Stored data:
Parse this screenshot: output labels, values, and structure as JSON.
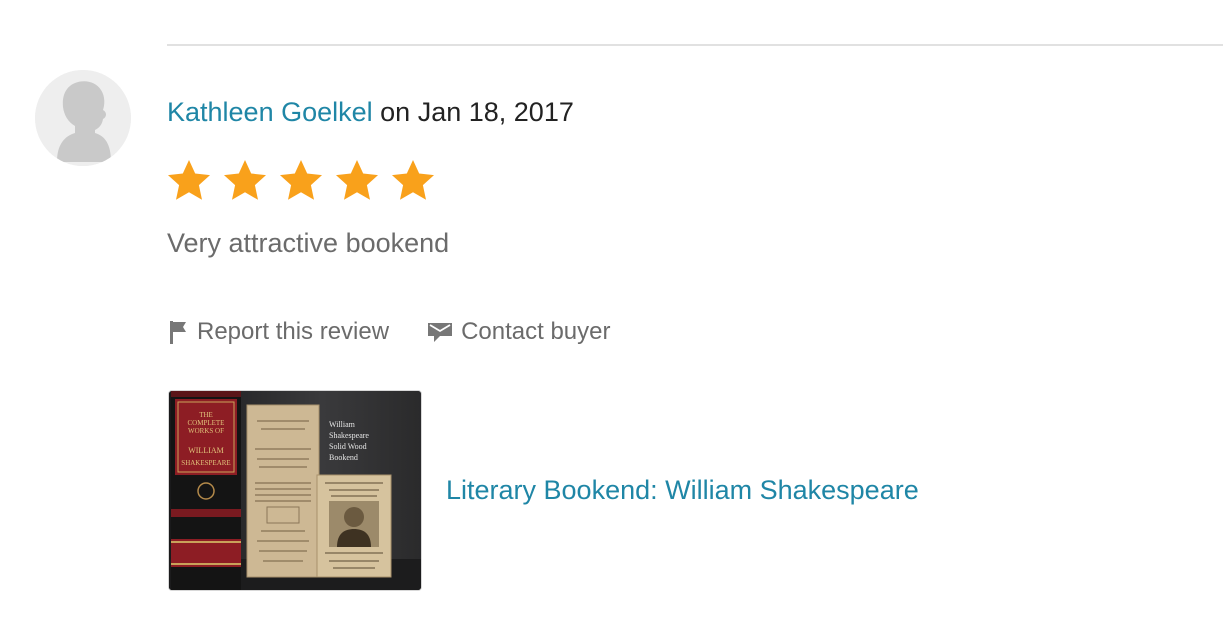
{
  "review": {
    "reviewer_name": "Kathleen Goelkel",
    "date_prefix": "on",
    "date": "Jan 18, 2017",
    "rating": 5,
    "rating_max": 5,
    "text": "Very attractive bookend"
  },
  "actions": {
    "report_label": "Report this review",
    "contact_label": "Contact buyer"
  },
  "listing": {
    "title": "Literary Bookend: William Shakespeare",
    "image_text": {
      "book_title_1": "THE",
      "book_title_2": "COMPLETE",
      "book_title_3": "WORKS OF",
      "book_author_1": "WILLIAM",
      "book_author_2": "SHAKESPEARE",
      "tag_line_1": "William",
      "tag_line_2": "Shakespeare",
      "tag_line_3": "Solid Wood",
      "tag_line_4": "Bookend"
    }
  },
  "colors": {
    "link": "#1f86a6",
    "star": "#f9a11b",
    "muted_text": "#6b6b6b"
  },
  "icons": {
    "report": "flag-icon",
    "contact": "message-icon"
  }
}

...

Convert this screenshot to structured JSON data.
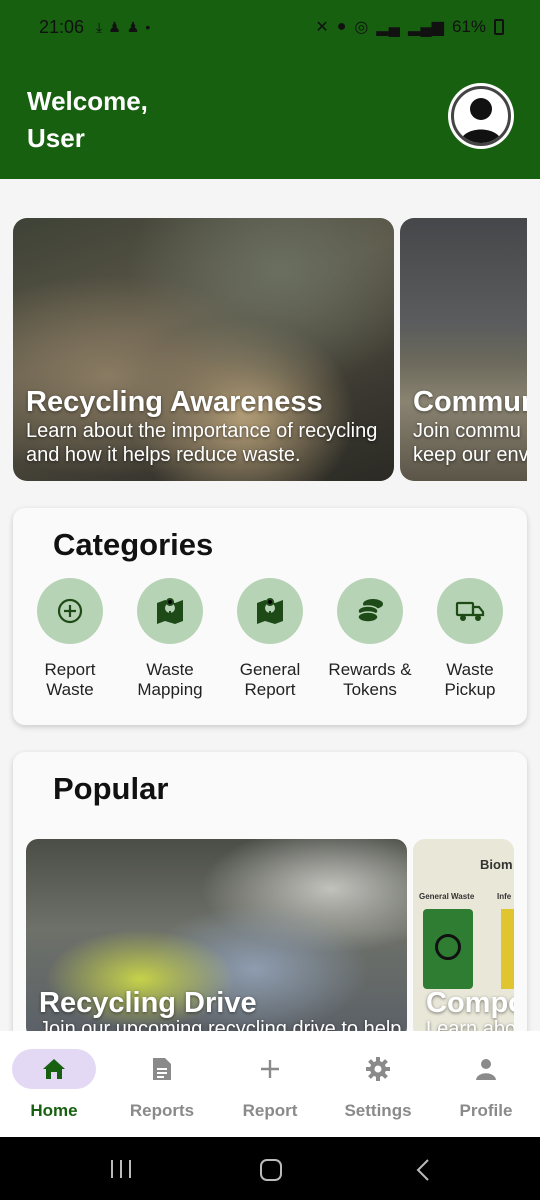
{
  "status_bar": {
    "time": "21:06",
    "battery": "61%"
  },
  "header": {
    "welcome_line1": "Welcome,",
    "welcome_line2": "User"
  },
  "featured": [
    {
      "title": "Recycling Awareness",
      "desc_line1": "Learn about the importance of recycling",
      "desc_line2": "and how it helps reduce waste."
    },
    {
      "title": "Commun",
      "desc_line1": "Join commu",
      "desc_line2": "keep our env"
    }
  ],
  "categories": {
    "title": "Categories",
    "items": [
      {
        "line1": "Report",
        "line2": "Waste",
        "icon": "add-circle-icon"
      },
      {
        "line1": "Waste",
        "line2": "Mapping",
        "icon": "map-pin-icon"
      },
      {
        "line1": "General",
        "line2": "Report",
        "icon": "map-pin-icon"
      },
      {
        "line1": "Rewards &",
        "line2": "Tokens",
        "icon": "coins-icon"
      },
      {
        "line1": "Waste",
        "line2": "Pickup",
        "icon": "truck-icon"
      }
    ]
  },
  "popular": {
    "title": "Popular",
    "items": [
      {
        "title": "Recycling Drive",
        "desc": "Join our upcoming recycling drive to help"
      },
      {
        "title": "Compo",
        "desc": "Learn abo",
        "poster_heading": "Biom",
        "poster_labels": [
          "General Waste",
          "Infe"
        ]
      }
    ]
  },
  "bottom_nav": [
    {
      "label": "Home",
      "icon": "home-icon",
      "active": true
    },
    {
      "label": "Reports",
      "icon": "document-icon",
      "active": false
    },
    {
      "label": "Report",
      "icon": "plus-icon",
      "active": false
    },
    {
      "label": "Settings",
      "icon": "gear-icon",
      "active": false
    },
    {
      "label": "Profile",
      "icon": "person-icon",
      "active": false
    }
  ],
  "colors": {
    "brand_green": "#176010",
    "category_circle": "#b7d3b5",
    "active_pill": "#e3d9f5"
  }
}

Exercise details>
Filter the listing above for the string "this" and copy every matching line.

Written answer>
Parse this screenshot: output labels, values, and structure as JSON.
    "report_label": "Report this review",
Convert this screenshot to structured JSON data.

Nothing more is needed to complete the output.